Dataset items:
begin

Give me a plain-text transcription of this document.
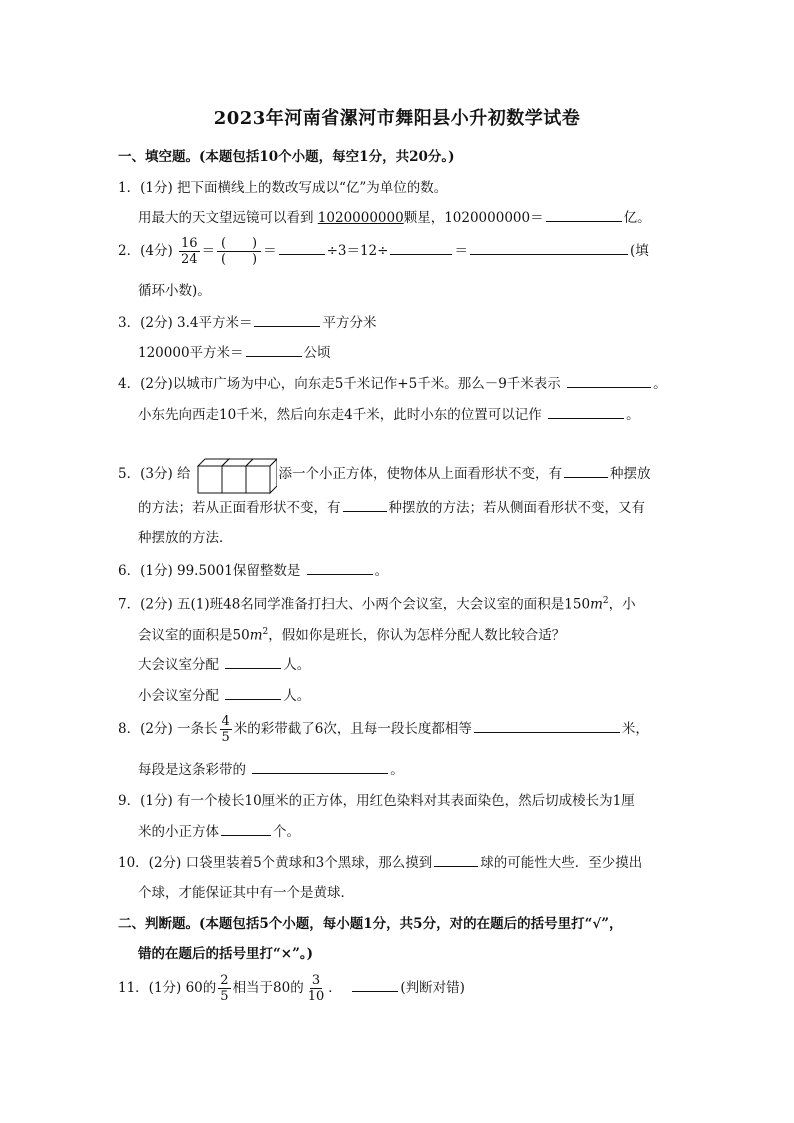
2023年河南省漯河市舞阳县小升初数学试卷
一、填空题。(本题包括10个小题，每空1分，共20分。)
1．(1分) 把下面横线上的数改写成以“亿”为单位的数。
用最大的天文望远镜可以看到 1020000000颗星，1020000000＝	亿。
2．(4分) $\frac{16}{24} = \frac{( )}{( )}$ ＝	÷3＝12÷	＝	(填
循环小数)。
3．(2分) 3.4平方米＝	平方分米
120000平方米＝	公顷
4．(2分)以城市广场为中心，向东走5千米记作+5千米。那么－9千米表示	。
小东先向西走10千米，然后向东走4千米，此时小东的位置可以记作	。
5．(3分) 给	添一个小正方体，使物体从上面看形状不变，有	种摆放
的方法；若从正面看形状不变，有	种摆放的方法；若从侧面看形状不变，又有
种摆放的方法．
6．(1分) 99.5001保留整数是	。
7．(2分) 五(1)班48名同学准备打扫大、小两个会议室，大会议室的面积是$150m^2$，小
会议室的面积是$50m^2$，假如你是班长，你认为怎样分配人数比较合适？
大会议室分配	人。
小会议室分配	人。
8．(2分) 一条长 $\frac{4}{5}$ 米的彩带截了6次，且每一段长度都相等	米，
每段是这条彩带的	。
9．(1分) 有一个棱长10厘米的正方体，用红色染料对其表面染色，然后切成棱长为1厘
米的小正方体	个。
10．(2分) 口袋里装着5个黄球和3个黑球，那么摸到	球的可能性大些．至少摸出
个球，才能保证其中有一个是黄球．
二、判断题。(本题包括5个小题，每小题1分，共5分，对的在题后的括号里打“√”，
错的在题后的括号里打“×”。)
11．(1分) 60的 $\frac{2}{5}$ 相当于80的 $\frac{3}{10}$ ．	(判断对错)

end

_PROBLEM DETAILS_. Quote the listing above in full, except for the pictures.

_PROBLEM SOLUTION_.
Give me a plain-text transcription of this document.
2023年河南省漯河市舞阳县小升初数学试卷
一、填空题。(本题包括10个小题，每空1分，共20分。)
1．(1分) 把下面横线上的数改写成以“亿”为单位的数。
用最大的天文望远镜可以看到 1020000000颗星，1020000000＝	亿。
2．(4分) $\frac{16}{24} = \frac{( )}{( )}$ ＝	÷3＝12÷	＝	(填
循环小数)。
3．(2分) 3.4平方米＝	平方分米
120000平方米＝	公顷
4．(2分)以城市广场为中心，向东走5千米记作+5千米。那么－9千米表示	。
小东先向西走10千米，然后向东走4千米，此时小东的位置可以记作	。
5．(3分) 给	添一个小正方体，使物体从上面看形状不变，有	种摆放
的方法；若从正面看形状不变，有	种摆放的方法；若从侧面看形状不变，又有
种摆放的方法．
6．(1分) 99.5001保留整数是	。
7．(2分) 五(1)班48名同学准备打扫大、小两个会议室，大会议室的面积是$150m^2$，小
会议室的面积是$50m^2$，假如你是班长，你认为怎样分配人数比较合适？
大会议室分配	人。
小会议室分配	人。
8．(2分) 一条长 $\frac{4}{5}$ 米的彩带截了6次，且每一段长度都相等	米，
每段是这条彩带的	。
9．(1分) 有一个棱长10厘米的正方体，用红色染料对其表面染色，然后切成棱长为1厘
米的小正方体	个。
10．(2分) 口袋里装着5个黄球和3个黑球，那么摸到	球的可能性大些．至少摸出
个球，才能保证其中有一个是黄球．
二、判断题。(本题包括5个小题，每小题1分，共5分，对的在题后的括号里打“√”，
错的在题后的括号里打“×”。)
11．(1分) 60的 $\frac{2}{5}$ 相当于80的 $\frac{3}{10}$ ．	(判断对错)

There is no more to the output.